Stored data
====

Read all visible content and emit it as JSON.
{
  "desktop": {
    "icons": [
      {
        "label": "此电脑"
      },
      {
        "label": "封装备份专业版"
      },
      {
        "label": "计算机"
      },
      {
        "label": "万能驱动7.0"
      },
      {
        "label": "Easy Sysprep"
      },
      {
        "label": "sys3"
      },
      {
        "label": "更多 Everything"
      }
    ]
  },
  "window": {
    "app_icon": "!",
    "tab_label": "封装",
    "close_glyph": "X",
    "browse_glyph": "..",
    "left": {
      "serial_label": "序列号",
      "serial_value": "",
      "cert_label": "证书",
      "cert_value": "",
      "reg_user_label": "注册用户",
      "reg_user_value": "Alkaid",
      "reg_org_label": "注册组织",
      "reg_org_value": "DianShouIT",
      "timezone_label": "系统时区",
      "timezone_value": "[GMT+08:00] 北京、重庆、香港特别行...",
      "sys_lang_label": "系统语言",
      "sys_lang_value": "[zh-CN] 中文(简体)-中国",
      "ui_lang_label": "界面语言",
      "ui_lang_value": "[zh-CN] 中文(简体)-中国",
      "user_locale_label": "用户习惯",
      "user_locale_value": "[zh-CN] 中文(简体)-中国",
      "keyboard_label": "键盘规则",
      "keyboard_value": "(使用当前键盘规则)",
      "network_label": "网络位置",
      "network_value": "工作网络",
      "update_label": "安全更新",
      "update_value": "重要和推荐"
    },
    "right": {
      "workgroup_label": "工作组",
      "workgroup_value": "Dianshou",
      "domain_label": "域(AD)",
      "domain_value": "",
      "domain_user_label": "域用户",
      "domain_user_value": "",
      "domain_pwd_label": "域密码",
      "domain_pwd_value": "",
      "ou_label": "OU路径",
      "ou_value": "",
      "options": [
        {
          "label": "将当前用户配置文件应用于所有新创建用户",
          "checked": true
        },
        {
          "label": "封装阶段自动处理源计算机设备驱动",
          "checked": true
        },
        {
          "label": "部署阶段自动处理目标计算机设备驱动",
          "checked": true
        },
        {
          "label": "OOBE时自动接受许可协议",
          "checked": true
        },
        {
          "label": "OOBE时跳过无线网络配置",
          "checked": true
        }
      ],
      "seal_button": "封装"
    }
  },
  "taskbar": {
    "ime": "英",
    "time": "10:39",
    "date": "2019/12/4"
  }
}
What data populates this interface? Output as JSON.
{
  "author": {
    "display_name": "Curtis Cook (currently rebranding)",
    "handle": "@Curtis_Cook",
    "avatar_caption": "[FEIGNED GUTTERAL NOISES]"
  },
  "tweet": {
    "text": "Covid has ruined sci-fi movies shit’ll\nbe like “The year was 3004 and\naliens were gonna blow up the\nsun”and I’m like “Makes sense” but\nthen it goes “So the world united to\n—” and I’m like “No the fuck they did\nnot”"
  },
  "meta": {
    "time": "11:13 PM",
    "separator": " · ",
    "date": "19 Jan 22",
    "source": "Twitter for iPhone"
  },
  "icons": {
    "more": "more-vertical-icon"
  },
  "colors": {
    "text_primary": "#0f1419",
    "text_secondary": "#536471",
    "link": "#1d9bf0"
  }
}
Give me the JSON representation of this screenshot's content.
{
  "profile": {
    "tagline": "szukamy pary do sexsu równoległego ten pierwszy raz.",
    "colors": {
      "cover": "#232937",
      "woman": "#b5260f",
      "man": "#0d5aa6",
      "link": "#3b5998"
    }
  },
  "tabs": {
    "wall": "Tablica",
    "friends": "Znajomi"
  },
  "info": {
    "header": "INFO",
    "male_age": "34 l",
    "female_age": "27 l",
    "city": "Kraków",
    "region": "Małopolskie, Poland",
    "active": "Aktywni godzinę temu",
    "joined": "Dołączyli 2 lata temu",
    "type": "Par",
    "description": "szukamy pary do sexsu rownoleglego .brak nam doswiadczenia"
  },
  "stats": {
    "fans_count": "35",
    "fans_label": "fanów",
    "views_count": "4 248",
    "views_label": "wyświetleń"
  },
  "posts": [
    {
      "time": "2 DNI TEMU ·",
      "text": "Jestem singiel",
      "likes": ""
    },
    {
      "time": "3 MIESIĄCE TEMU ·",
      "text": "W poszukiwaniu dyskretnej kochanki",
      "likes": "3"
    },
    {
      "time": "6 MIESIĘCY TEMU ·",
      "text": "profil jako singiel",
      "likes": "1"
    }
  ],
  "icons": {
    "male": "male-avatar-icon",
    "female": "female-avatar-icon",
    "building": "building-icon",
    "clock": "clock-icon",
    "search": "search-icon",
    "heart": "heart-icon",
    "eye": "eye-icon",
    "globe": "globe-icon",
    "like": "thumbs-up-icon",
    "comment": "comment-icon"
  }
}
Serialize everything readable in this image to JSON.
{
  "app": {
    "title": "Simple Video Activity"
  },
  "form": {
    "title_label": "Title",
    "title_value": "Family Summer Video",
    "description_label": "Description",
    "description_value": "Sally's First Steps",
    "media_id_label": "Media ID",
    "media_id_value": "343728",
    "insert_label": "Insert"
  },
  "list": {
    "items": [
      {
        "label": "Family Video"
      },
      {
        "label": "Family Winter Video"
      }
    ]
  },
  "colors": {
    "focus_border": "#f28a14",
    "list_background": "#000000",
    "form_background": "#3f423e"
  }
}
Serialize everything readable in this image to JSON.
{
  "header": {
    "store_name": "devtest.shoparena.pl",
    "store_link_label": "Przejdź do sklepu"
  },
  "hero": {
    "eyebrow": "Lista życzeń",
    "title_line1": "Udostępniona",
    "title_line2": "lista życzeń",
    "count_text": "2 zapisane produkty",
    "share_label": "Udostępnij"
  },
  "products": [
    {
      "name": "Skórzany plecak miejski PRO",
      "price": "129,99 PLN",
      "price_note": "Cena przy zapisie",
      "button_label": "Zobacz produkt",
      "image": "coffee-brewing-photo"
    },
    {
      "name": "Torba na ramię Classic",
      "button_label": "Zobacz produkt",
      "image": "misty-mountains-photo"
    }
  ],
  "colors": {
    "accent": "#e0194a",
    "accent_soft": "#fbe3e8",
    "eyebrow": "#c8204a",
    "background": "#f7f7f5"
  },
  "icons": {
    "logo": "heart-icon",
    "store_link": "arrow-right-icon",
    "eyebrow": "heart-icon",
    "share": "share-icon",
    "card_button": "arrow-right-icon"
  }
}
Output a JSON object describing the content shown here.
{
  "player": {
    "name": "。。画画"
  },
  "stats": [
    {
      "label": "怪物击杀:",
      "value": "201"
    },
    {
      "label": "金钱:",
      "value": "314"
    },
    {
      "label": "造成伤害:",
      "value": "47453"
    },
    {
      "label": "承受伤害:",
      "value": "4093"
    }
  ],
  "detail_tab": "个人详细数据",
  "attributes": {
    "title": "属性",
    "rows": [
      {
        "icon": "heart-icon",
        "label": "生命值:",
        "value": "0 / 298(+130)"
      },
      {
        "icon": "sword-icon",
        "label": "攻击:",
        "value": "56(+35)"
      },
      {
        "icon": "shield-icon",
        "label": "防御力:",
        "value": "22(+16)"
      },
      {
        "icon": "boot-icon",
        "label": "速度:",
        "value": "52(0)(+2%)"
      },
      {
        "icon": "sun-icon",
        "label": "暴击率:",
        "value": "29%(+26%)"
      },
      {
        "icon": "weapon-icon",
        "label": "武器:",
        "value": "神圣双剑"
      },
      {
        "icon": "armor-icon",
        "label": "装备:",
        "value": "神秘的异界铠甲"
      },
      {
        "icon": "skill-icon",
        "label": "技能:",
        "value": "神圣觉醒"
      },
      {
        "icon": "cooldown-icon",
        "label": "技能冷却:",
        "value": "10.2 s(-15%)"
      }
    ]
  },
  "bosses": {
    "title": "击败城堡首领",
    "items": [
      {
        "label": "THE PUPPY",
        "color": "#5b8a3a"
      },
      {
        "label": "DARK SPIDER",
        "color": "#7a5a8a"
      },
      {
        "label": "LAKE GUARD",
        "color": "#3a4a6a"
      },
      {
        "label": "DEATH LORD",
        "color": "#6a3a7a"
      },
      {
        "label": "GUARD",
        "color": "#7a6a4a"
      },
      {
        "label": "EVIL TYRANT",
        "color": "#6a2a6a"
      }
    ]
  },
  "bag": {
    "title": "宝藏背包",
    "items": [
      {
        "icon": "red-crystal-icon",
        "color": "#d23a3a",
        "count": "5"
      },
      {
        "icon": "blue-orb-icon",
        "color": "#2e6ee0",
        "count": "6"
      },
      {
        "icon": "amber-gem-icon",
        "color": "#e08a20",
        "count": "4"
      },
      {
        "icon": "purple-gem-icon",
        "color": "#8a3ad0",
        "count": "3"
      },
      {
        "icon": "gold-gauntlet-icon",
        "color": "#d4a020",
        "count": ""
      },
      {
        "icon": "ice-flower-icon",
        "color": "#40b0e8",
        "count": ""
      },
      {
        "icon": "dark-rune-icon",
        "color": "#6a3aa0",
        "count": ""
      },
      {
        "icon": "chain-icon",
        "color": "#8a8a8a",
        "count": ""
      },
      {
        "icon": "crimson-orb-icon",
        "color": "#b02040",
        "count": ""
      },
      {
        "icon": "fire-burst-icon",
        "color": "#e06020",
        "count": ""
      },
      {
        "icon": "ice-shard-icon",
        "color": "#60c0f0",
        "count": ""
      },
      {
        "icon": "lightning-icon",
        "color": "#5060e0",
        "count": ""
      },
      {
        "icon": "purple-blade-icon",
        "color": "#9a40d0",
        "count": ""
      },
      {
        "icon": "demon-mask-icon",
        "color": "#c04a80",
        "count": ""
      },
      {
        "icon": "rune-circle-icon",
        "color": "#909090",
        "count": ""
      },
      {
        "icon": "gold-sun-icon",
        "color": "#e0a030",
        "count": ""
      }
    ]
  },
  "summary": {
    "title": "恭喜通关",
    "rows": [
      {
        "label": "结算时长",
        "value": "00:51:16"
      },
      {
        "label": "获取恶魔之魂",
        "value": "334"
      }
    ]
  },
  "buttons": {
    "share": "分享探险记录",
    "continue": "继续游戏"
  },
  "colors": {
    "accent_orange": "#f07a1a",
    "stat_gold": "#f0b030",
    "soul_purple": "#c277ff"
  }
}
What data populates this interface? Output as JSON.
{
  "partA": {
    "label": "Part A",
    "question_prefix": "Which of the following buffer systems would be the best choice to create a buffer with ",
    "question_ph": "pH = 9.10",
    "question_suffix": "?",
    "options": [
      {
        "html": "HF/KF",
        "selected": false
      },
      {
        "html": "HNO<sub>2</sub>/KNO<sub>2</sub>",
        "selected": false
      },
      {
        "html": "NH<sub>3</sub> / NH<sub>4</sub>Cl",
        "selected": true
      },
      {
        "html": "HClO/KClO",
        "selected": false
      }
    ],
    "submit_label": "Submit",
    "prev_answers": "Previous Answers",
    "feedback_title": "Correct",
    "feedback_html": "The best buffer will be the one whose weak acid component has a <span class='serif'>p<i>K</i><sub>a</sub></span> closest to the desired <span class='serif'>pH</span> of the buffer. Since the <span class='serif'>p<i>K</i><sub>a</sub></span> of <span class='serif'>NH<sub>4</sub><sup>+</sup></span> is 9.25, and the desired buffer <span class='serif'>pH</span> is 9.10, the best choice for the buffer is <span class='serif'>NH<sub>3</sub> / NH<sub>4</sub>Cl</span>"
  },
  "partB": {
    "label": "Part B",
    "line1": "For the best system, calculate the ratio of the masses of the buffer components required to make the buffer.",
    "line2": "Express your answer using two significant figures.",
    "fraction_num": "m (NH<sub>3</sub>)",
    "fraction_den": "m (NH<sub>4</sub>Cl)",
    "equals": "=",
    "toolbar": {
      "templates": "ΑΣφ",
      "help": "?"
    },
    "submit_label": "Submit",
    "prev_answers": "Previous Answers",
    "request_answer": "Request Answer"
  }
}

====

- Task prompt
Scan the material line by line and report each one that contains "rune".

- Task result
        "icon": "dark-rune-icon",
        "icon": "rune-circle-icon",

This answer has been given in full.